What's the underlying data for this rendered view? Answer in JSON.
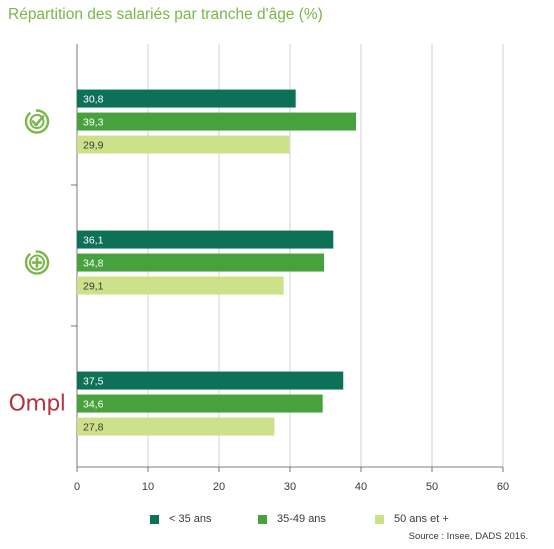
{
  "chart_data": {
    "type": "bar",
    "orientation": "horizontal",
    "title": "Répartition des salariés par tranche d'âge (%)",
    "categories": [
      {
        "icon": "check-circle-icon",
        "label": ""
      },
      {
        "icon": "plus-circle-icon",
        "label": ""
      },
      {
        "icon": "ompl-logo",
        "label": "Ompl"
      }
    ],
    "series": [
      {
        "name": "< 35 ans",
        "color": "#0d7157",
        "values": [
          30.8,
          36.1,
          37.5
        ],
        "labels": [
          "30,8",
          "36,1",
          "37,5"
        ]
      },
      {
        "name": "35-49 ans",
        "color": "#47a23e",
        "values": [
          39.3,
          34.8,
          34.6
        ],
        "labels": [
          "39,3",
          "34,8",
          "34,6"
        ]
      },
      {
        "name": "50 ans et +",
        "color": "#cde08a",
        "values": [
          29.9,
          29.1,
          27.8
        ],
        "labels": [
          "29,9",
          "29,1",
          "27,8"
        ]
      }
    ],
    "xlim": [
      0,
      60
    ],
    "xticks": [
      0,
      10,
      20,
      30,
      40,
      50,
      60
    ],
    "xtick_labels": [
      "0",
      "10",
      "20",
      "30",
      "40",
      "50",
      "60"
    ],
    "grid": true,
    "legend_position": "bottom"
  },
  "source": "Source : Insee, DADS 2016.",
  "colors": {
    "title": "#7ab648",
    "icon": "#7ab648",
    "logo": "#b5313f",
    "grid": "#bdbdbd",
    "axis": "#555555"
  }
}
★ ★ ★
● Given task: Each record above must be returned exactly as written, with its pictures omitted.

● Result:
What's the underlying data for this rendered view? Answer in JSON.
{
  "chart_data": {
    "type": "bar",
    "orientation": "horizontal",
    "title": "Répartition des salariés par tranche d'âge (%)",
    "categories": [
      {
        "icon": "check-circle-icon",
        "label": ""
      },
      {
        "icon": "plus-circle-icon",
        "label": ""
      },
      {
        "icon": "ompl-logo",
        "label": "Ompl"
      }
    ],
    "series": [
      {
        "name": "< 35 ans",
        "color": "#0d7157",
        "values": [
          30.8,
          36.1,
          37.5
        ],
        "labels": [
          "30,8",
          "36,1",
          "37,5"
        ]
      },
      {
        "name": "35-49 ans",
        "color": "#47a23e",
        "values": [
          39.3,
          34.8,
          34.6
        ],
        "labels": [
          "39,3",
          "34,8",
          "34,6"
        ]
      },
      {
        "name": "50 ans et +",
        "color": "#cde08a",
        "values": [
          29.9,
          29.1,
          27.8
        ],
        "labels": [
          "29,9",
          "29,1",
          "27,8"
        ]
      }
    ],
    "xlim": [
      0,
      60
    ],
    "xticks": [
      0,
      10,
      20,
      30,
      40,
      50,
      60
    ],
    "xtick_labels": [
      "0",
      "10",
      "20",
      "30",
      "40",
      "50",
      "60"
    ],
    "grid": true,
    "legend_position": "bottom"
  },
  "source": "Source : Insee, DADS 2016.",
  "colors": {
    "title": "#7ab648",
    "icon": "#7ab648",
    "logo": "#b5313f",
    "grid": "#bdbdbd",
    "axis": "#555555"
  }
}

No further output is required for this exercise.